Extracted data entries:
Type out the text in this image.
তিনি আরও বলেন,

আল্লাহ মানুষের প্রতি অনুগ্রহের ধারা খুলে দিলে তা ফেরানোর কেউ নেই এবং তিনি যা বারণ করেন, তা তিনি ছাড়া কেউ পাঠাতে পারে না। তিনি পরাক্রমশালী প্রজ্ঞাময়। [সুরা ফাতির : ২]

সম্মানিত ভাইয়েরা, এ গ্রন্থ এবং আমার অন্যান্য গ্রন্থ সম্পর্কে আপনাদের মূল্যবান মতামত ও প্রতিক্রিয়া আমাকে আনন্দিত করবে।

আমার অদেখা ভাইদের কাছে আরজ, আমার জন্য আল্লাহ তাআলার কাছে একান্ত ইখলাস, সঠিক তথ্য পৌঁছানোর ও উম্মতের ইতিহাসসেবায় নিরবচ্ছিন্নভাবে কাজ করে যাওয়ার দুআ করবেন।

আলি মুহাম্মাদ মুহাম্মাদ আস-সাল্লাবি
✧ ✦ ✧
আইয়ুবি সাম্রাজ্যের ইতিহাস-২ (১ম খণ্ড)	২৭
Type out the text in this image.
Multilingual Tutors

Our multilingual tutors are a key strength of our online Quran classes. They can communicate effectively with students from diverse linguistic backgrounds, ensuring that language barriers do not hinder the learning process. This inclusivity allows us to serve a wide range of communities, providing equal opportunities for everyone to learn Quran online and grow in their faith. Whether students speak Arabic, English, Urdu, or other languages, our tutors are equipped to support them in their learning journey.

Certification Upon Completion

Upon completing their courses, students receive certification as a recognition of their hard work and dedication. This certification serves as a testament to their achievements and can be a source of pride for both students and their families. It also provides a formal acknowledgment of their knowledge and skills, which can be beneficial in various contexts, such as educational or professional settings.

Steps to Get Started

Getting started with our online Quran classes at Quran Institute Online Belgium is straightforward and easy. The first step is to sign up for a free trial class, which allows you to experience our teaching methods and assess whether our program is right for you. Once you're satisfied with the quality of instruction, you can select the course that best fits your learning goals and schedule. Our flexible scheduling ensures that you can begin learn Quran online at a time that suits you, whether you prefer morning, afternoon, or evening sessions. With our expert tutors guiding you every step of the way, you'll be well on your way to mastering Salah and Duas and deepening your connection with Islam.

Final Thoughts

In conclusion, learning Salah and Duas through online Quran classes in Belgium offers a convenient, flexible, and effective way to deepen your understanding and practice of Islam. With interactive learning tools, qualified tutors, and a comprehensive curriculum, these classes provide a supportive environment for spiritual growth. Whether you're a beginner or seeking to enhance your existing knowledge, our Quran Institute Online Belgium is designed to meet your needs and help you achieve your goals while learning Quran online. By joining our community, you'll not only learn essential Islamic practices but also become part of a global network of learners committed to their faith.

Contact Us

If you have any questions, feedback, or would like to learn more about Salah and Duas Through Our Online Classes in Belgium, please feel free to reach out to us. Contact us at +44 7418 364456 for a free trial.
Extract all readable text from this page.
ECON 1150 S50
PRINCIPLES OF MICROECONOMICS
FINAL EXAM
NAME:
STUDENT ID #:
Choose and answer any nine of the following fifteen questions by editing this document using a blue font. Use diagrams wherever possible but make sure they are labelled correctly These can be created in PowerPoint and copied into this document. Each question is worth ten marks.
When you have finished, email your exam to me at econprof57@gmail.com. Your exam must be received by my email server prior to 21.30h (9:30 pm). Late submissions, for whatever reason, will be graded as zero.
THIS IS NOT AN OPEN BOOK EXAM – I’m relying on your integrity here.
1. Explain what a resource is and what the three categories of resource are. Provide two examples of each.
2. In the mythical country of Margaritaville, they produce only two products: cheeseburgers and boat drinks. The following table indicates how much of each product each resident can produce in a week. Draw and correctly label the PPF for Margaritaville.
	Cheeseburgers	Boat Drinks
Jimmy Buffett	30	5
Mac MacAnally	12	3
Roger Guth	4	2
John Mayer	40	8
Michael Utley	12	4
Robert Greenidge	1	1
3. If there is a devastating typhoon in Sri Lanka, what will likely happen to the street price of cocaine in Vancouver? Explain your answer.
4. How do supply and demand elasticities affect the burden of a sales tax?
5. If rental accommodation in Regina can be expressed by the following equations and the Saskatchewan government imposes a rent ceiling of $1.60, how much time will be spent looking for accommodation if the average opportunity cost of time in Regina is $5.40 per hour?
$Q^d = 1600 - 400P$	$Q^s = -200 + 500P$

Given request: Repeat each record exactly. Omit nothing.

Written answer:
Type out the text in this image.
তিনি আরও বলেন,

আল্লাহ মানুষের প্রতি অনুগ্রহের ধারা খুলে দিলে তা ফেরানোর কেউ নেই এবং তিনি যা বারণ করেন, তা তিনি ছাড়া কেউ পাঠাতে পারে না। তিনি পরাক্রমশালী প্রজ্ঞাময়। [সুরা ফাতির : ২]

সম্মানিত ভাইয়েরা, এ গ্রন্থ এবং আমার অন্যান্য গ্রন্থ সম্পর্কে আপনাদের মূল্যবান মতামত ও প্রতিক্রিয়া আমাকে আনন্দিত করবে।

আমার অদেখা ভাইদের কাছে আরজ, আমার জন্য আল্লাহ তাআলার কাছে একান্ত ইখলাস, সঠিক তথ্য পৌঁছানোর ও উম্মতের ইতিহাসসেবায় নিরবচ্ছিন্নভাবে কাজ করে যাওয়ার দুআ করবেন।

আলি মুহাম্মাদ মুহাম্মাদ আস-সাল্লাবি
✧ ✦ ✧
আইয়ুবি সাম্রাজ্যের ইতিহাস-২ (১ম খণ্ড)	২৭
Type out the text in this image.
Multilingual Tutors

Our multilingual tutors are a key strength of our online Quran classes. They can communicate effectively with students from diverse linguistic backgrounds, ensuring that language barriers do not hinder the learning process. This inclusivity allows us to serve a wide range of communities, providing equal opportunities for everyone to learn Quran online and grow in their faith. Whether students speak Arabic, English, Urdu, or other languages, our tutors are equipped to support them in their learning journey.

Certification Upon Completion

Upon completing their courses, students receive certification as a recognition of their hard work and dedication. This certification serves as a testament to their achievements and can be a source of pride for both students and their families. It also provides a formal acknowledgment of their knowledge and skills, which can be beneficial in various contexts, such as educational or professional settings.

Steps to Get Started

Getting started with our online Quran classes at Quran Institute Online Belgium is straightforward and easy. The first step is to sign up for a free trial class, which allows you to experience our teaching methods and assess whether our program is right for you. Once you're satisfied with the quality of instruction, you can select the course that best fits your learning goals and schedule. Our flexible scheduling ensures that you can begin learn Quran online at a time that suits you, whether you prefer morning, afternoon, or evening sessions. With our expert tutors guiding you every step of the way, you'll be well on your way to mastering Salah and Duas and deepening your connection with Islam.

Final Thoughts

In conclusion, learning Salah and Duas through online Quran classes in Belgium offers a convenient, flexible, and effective way to deepen your understanding and practice of Islam. With interactive learning tools, qualified tutors, and a comprehensive curriculum, these classes provide a supportive environment for spiritual growth. Whether you're a beginner or seeking to enhance your existing knowledge, our Quran Institute Online Belgium is designed to meet your needs and help you achieve your goals while learning Quran online. By joining our community, you'll not only learn essential Islamic practices but also become part of a global network of learners committed to their faith.

Contact Us

If you have any questions, feedback, or would like to learn more about Salah and Duas Through Our Online Classes in Belgium, please feel free to reach out to us. Contact us at +44 7418 364456 for a free trial.
Extract all readable text from this page.
ECON 1150 S50
PRINCIPLES OF MICROECONOMICS
FINAL EXAM
NAME:
STUDENT ID #:
Choose and answer any nine of the following fifteen questions by editing this document using a blue font. Use diagrams wherever possible but make sure they are labelled correctly These can be created in PowerPoint and copied into this document. Each question is worth ten marks.
When you have finished, email your exam to me at econprof57@gmail.com. Your exam must be received by my email server prior to 21.30h (9:30 pm). Late submissions, for whatever reason, will be graded as zero.
THIS IS NOT AN OPEN BOOK EXAM – I’m relying on your integrity here.
1. Explain what a resource is and what the three categories of resource are. Provide two examples of each.
2. In the mythical country of Margaritaville, they produce only two products: cheeseburgers and boat drinks. The following table indicates how much of each product each resident can produce in a week. Draw and correctly label the PPF for Margaritaville.
	Cheeseburgers	Boat Drinks
Jimmy Buffett	30	5
Mac MacAnally	12	3
Roger Guth	4	2
John Mayer	40	8
Michael Utley	12	4
Robert Greenidge	1	1
3. If there is a devastating typhoon in Sri Lanka, what will likely happen to the street price of cocaine in Vancouver? Explain your answer.
4. How do supply and demand elasticities affect the burden of a sales tax?
5. If rental accommodation in Regina can be expressed by the following equations and the Saskatchewan government imposes a rent ceiling of $1.60, how much time will be spent looking for accommodation if the average opportunity cost of time in Regina is $5.40 per hour?
$Q^d = 1600 - 400P$	$Q^s = -200 + 500P$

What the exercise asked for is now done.